>>>
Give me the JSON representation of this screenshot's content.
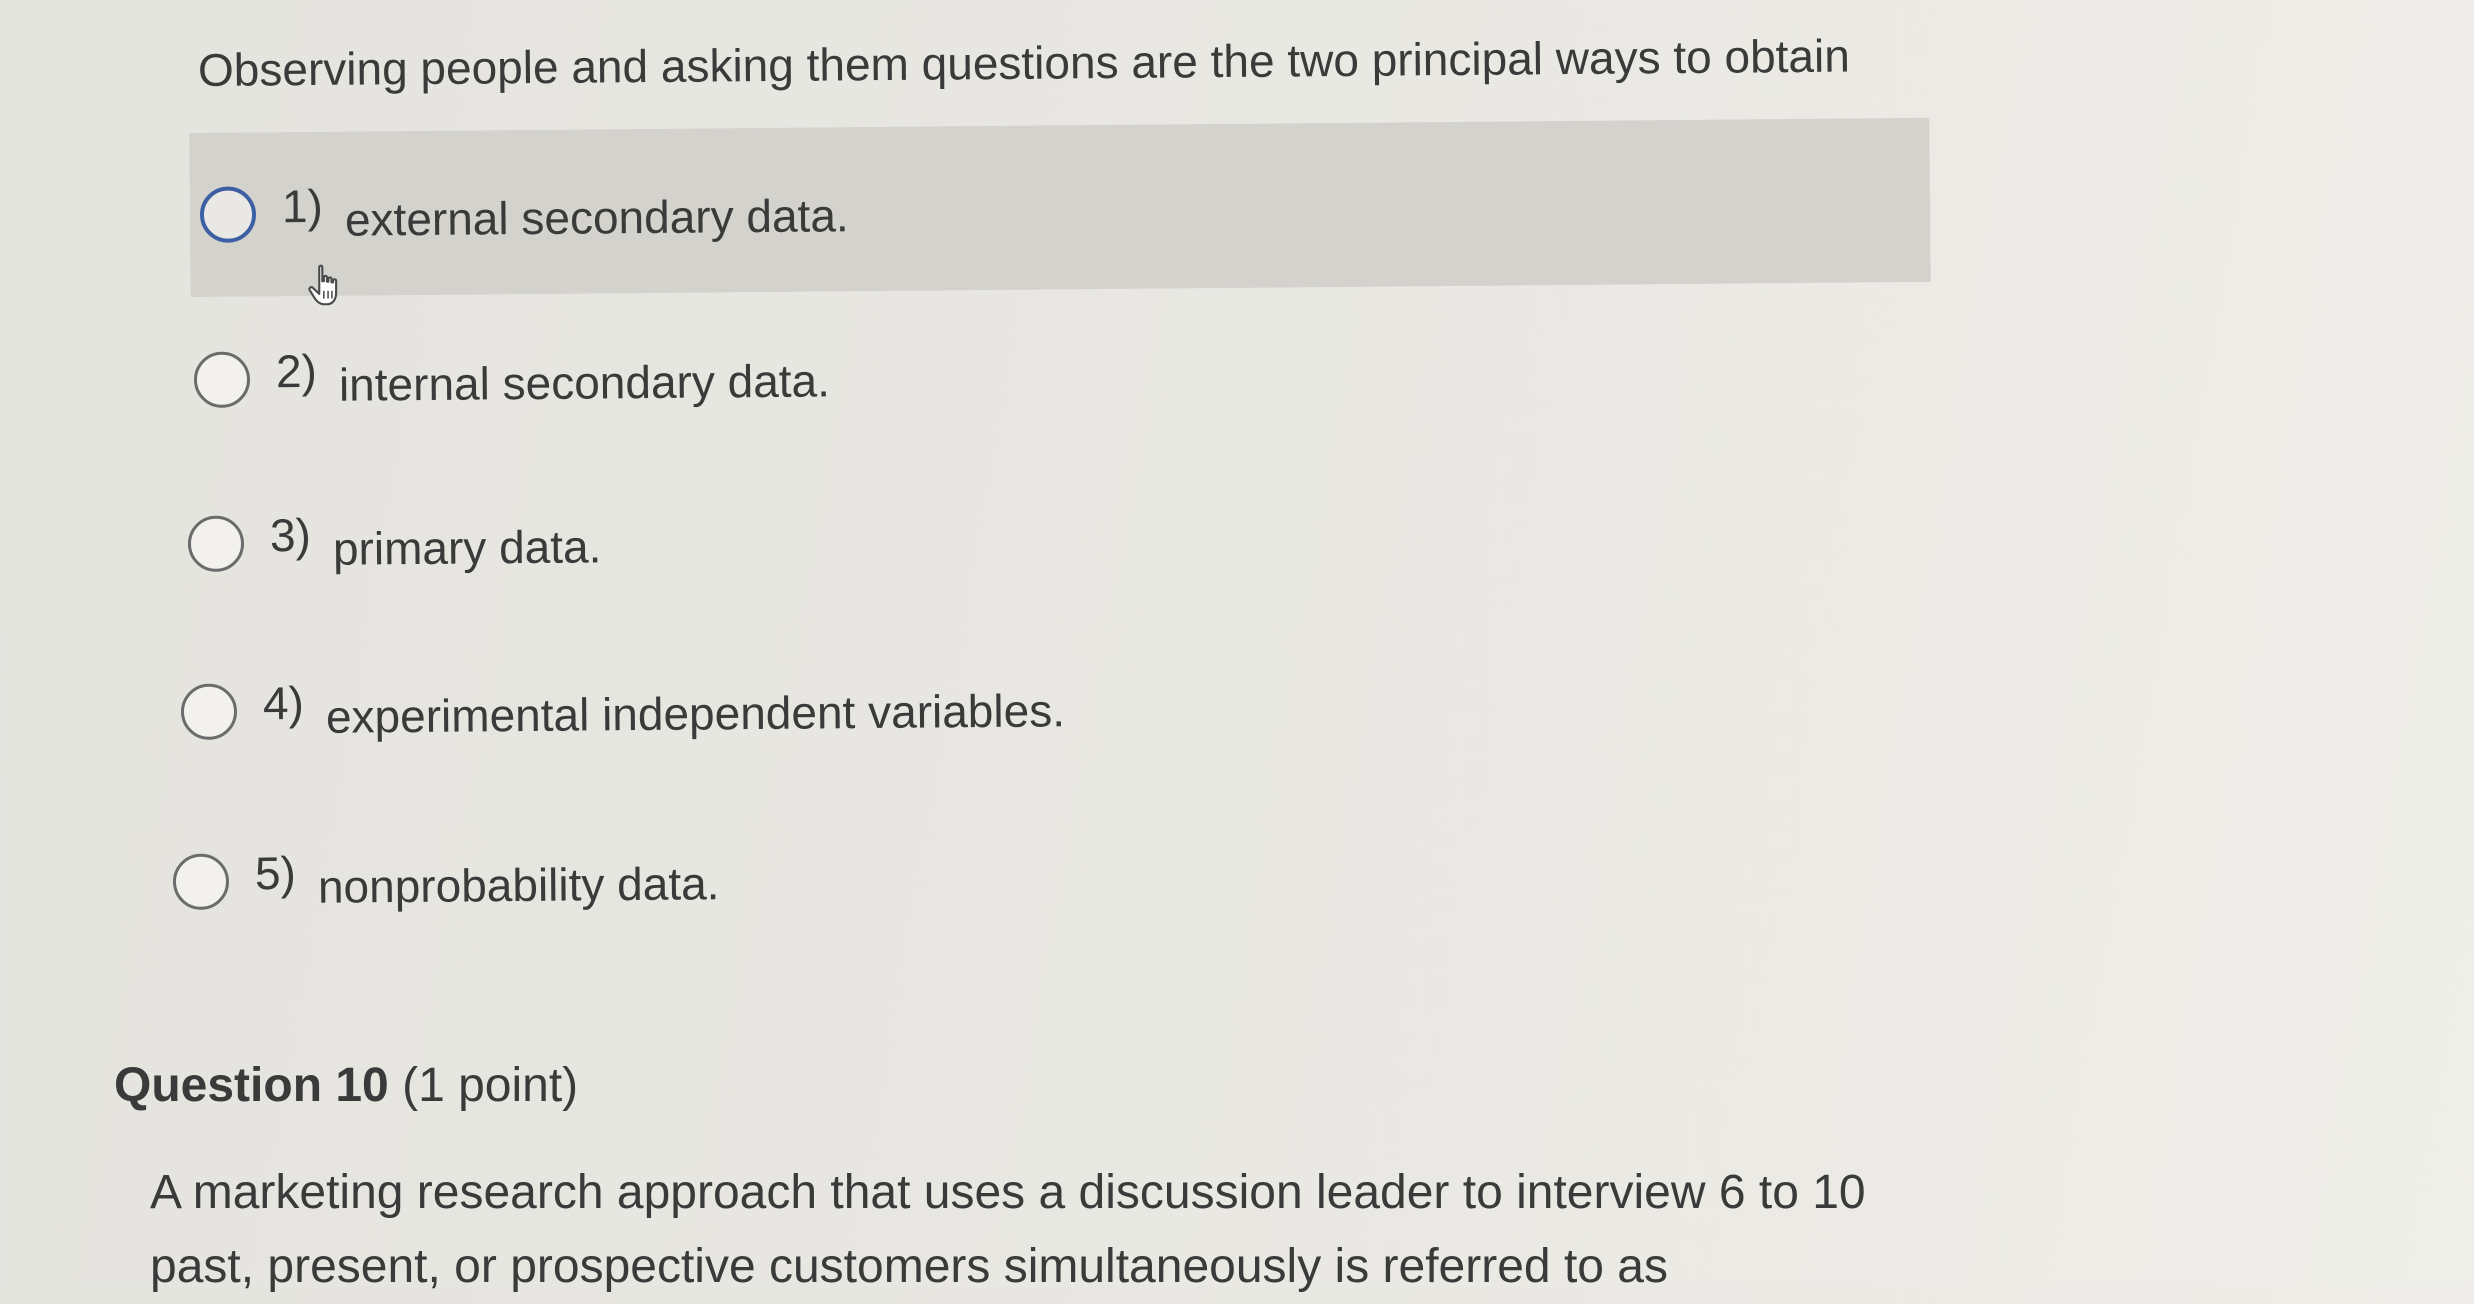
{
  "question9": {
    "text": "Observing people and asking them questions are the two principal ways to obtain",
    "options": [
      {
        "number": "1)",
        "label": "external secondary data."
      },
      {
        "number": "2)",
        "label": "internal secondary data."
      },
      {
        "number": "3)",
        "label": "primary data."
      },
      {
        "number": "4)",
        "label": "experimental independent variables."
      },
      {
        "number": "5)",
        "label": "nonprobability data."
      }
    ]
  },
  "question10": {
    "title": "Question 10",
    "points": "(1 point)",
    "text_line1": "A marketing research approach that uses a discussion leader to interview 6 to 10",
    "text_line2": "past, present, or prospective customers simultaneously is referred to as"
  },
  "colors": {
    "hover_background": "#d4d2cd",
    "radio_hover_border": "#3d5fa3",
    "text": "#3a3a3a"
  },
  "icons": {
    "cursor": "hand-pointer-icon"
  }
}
<<<
>>>
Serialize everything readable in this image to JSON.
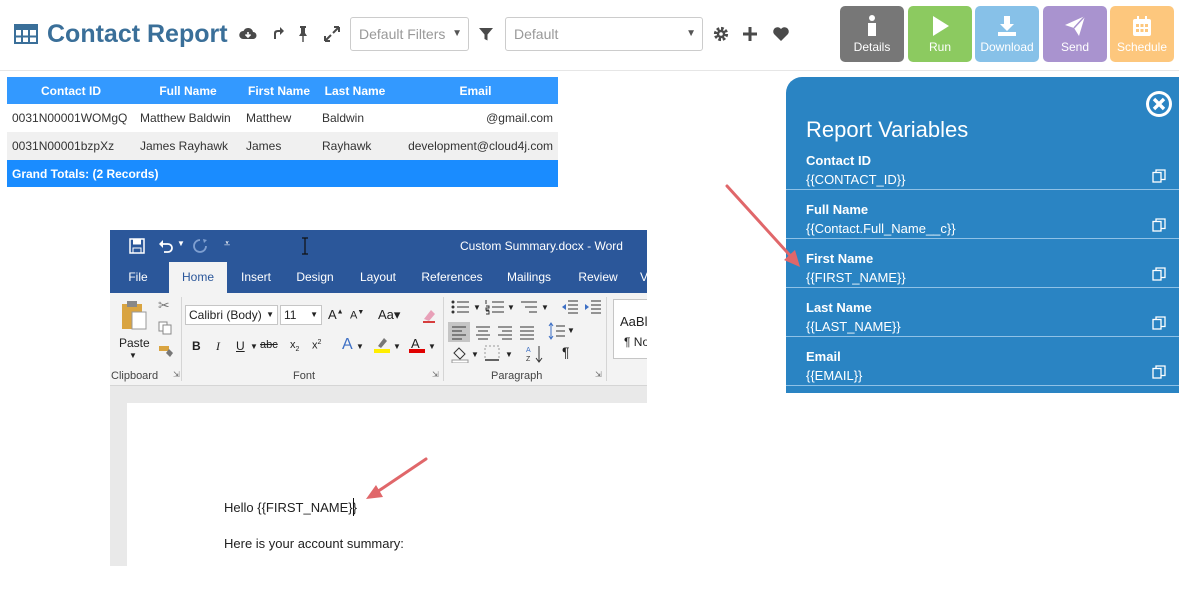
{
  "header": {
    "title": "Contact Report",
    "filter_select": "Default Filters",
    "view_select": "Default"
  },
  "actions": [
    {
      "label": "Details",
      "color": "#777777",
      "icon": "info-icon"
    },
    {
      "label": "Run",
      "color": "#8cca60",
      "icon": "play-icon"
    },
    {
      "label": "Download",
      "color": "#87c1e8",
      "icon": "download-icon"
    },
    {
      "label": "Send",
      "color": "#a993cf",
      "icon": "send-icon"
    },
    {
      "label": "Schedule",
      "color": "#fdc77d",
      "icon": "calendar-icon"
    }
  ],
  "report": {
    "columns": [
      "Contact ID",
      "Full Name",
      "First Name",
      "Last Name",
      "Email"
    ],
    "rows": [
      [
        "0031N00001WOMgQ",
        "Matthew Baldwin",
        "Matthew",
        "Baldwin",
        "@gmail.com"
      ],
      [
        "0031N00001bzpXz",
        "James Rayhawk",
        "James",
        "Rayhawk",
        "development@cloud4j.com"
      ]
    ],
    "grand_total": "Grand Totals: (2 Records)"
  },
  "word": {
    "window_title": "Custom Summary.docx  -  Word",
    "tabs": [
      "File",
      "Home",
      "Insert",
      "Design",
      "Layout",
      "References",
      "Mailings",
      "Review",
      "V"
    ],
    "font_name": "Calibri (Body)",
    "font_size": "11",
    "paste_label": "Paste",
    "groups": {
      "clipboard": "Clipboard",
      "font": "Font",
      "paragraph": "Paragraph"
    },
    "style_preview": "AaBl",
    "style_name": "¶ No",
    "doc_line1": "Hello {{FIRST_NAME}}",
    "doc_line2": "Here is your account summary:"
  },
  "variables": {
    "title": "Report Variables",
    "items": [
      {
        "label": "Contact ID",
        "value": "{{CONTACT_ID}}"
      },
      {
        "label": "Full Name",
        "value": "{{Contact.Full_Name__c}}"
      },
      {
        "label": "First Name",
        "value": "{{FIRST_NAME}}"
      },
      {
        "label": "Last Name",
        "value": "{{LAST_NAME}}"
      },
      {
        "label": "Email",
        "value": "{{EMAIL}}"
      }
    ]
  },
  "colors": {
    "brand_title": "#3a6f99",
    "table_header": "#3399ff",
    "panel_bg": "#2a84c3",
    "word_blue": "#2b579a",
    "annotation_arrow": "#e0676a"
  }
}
<<<
>>>
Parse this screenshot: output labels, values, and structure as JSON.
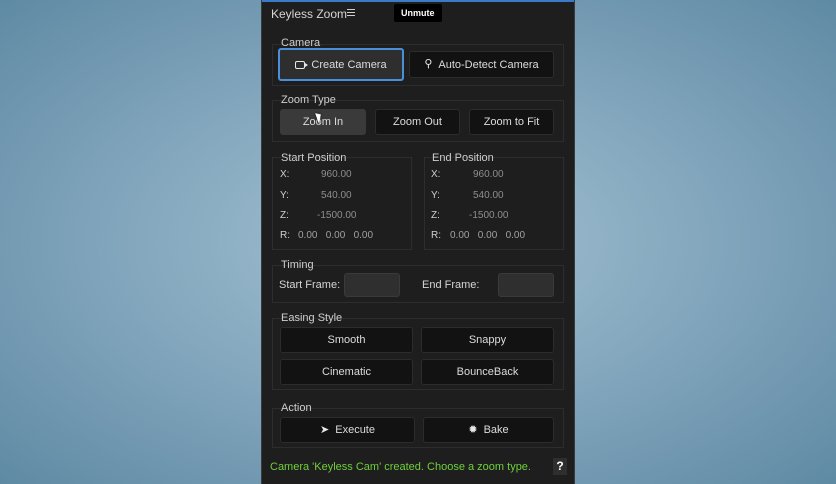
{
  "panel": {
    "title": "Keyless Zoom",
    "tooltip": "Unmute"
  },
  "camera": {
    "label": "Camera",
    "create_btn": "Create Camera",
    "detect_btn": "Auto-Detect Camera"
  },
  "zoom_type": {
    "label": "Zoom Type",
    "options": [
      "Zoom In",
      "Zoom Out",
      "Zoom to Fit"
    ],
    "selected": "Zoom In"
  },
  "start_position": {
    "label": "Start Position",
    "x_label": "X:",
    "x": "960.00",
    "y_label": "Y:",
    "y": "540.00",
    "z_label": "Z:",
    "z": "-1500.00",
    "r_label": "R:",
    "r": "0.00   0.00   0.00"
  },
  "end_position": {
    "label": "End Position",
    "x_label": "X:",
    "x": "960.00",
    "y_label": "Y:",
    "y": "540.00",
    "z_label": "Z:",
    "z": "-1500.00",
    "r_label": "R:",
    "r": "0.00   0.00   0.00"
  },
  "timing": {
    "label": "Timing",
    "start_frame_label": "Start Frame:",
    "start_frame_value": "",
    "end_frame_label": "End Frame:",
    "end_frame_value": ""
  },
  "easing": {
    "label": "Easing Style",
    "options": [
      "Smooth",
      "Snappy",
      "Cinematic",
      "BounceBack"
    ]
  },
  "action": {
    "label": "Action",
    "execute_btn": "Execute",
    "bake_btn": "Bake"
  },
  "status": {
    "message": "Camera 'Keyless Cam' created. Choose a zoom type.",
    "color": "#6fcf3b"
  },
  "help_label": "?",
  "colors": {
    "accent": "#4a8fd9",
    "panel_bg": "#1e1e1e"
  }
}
<<<
What this task involves: For each line of the entries that includes "Keyless", show that line.

Solution to this exercise:
    "title": "Keyless Zoom",
    "message": "Camera 'Keyless Cam' created. Choose a zoom type.",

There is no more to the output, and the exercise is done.